= Goal =
Each line that follows should be printed again exactly as it stands.

::::::

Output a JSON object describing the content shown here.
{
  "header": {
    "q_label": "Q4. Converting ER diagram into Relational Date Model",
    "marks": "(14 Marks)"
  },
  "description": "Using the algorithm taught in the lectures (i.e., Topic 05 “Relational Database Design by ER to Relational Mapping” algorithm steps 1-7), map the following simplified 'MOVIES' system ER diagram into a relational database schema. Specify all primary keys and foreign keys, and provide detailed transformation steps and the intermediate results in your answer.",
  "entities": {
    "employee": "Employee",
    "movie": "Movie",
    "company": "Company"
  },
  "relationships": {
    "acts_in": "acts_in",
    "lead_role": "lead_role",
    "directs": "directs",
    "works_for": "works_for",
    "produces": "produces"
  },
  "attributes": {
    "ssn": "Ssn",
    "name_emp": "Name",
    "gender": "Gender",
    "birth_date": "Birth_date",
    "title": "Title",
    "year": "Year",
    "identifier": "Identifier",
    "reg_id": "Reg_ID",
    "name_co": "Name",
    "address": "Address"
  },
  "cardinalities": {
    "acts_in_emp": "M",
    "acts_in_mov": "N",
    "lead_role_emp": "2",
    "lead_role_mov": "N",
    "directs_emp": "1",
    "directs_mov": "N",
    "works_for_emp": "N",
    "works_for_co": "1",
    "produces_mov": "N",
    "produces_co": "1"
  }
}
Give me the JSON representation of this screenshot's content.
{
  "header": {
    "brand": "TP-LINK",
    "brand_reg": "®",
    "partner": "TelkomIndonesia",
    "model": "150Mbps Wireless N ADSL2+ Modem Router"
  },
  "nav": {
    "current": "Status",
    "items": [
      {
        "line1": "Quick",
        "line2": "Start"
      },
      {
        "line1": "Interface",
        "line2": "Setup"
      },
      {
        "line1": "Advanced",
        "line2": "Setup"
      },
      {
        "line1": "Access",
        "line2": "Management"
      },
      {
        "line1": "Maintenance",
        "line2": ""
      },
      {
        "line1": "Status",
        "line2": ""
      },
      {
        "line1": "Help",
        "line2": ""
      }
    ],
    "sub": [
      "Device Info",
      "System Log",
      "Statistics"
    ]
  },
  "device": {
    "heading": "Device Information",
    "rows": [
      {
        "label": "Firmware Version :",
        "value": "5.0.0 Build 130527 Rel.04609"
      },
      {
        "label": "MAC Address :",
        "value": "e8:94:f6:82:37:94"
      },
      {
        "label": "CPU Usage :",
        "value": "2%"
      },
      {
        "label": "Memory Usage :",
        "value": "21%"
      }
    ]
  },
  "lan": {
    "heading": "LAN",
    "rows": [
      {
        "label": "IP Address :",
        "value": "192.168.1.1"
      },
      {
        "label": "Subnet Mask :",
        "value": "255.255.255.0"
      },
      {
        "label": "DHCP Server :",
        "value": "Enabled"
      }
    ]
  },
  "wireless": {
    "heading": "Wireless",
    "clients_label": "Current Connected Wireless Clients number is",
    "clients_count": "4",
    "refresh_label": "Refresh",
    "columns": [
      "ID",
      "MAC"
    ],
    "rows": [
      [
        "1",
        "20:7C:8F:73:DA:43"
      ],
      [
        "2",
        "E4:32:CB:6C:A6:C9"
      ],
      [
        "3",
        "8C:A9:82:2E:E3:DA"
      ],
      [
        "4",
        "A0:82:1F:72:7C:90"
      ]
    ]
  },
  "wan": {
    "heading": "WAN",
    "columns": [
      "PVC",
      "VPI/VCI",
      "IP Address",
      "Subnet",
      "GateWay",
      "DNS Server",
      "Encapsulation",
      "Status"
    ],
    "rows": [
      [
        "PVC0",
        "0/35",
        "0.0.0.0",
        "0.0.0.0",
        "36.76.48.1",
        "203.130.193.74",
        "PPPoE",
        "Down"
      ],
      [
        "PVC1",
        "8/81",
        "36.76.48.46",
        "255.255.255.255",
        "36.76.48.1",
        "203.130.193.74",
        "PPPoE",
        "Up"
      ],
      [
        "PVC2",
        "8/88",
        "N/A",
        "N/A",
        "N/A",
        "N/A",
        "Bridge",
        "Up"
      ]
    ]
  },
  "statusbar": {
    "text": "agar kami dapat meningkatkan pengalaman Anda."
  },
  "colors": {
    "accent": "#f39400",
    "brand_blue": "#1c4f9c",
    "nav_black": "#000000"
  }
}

::::::

= Exercise output =
Output a JSON object describing the content shown here.
{
  "header": {
    "q_label": "Q4. Converting ER diagram into Relational Date Model",
    "marks": "(14 Marks)"
  },
  "description": "Using the algorithm taught in the lectures (i.e., Topic 05 “Relational Database Design by ER to Relational Mapping” algorithm steps 1-7), map the following simplified 'MOVIES' system ER diagram into a relational database schema. Specify all primary keys and foreign keys, and provide detailed transformation steps and the intermediate results in your answer.",
  "entities": {
    "employee": "Employee",
    "movie": "Movie",
    "company": "Company"
  },
  "relationships": {
    "acts_in": "acts_in",
    "lead_role": "lead_role",
    "directs": "directs",
    "works_for": "works_for",
    "produces": "produces"
  },
  "attributes": {
    "ssn": "Ssn",
    "name_emp": "Name",
    "gender": "Gender",
    "birth_date": "Birth_date",
    "title": "Title",
    "year": "Year",
    "identifier": "Identifier",
    "reg_id": "Reg_ID",
    "name_co": "Name",
    "address": "Address"
  },
  "cardinalities": {
    "acts_in_emp": "M",
    "acts_in_mov": "N",
    "lead_role_emp": "2",
    "lead_role_mov": "N",
    "directs_emp": "1",
    "directs_mov": "N",
    "works_for_emp": "N",
    "works_for_co": "1",
    "produces_mov": "N",
    "produces_co": "1"
  }
}
Give me the JSON representation of this screenshot's content.
{
  "header": {
    "brand": "TP-LINK",
    "brand_reg": "®",
    "partner": "TelkomIndonesia",
    "model": "150Mbps Wireless N ADSL2+ Modem Router"
  },
  "nav": {
    "current": "Status",
    "items": [
      {
        "line1": "Quick",
        "line2": "Start"
      },
      {
        "line1": "Interface",
        "line2": "Setup"
      },
      {
        "line1": "Advanced",
        "line2": "Setup"
      },
      {
        "line1": "Access",
        "line2": "Management"
      },
      {
        "line1": "Maintenance",
        "line2": ""
      },
      {
        "line1": "Status",
        "line2": ""
      },
      {
        "line1": "Help",
        "line2": ""
      }
    ],
    "sub": [
      "Device Info",
      "System Log",
      "Statistics"
    ]
  },
  "device": {
    "heading": "Device Information",
    "rows": [
      {
        "label": "Firmware Version :",
        "value": "5.0.0 Build 130527 Rel.04609"
      },
      {
        "label": "MAC Address :",
        "value": "e8:94:f6:82:37:94"
      },
      {
        "label": "CPU Usage :",
        "value": "2%"
      },
      {
        "label": "Memory Usage :",
        "value": "21%"
      }
    ]
  },
  "lan": {
    "heading": "LAN",
    "rows": [
      {
        "label": "IP Address :",
        "value": "192.168.1.1"
      },
      {
        "label": "Subnet Mask :",
        "value": "255.255.255.0"
      },
      {
        "label": "DHCP Server :",
        "value": "Enabled"
      }
    ]
  },
  "wireless": {
    "heading": "Wireless",
    "clients_label": "Current Connected Wireless Clients number is",
    "clients_count": "4",
    "refresh_label": "Refresh",
    "columns": [
      "ID",
      "MAC"
    ],
    "rows": [
      [
        "1",
        "20:7C:8F:73:DA:43"
      ],
      [
        "2",
        "E4:32:CB:6C:A6:C9"
      ],
      [
        "3",
        "8C:A9:82:2E:E3:DA"
      ],
      [
        "4",
        "A0:82:1F:72:7C:90"
      ]
    ]
  },
  "wan": {
    "heading": "WAN",
    "columns": [
      "PVC",
      "VPI/VCI",
      "IP Address",
      "Subnet",
      "GateWay",
      "DNS Server",
      "Encapsulation",
      "Status"
    ],
    "rows": [
      [
        "PVC0",
        "0/35",
        "0.0.0.0",
        "0.0.0.0",
        "36.76.48.1",
        "203.130.193.74",
        "PPPoE",
        "Down"
      ],
      [
        "PVC1",
        "8/81",
        "36.76.48.46",
        "255.255.255.255",
        "36.76.48.1",
        "203.130.193.74",
        "PPPoE",
        "Up"
      ],
      [
        "PVC2",
        "8/88",
        "N/A",
        "N/A",
        "N/A",
        "N/A",
        "Bridge",
        "Up"
      ]
    ]
  },
  "statusbar": {
    "text": "agar kami dapat meningkatkan pengalaman Anda."
  },
  "colors": {
    "accent": "#f39400",
    "brand_blue": "#1c4f9c",
    "nav_black": "#000000"
  }
}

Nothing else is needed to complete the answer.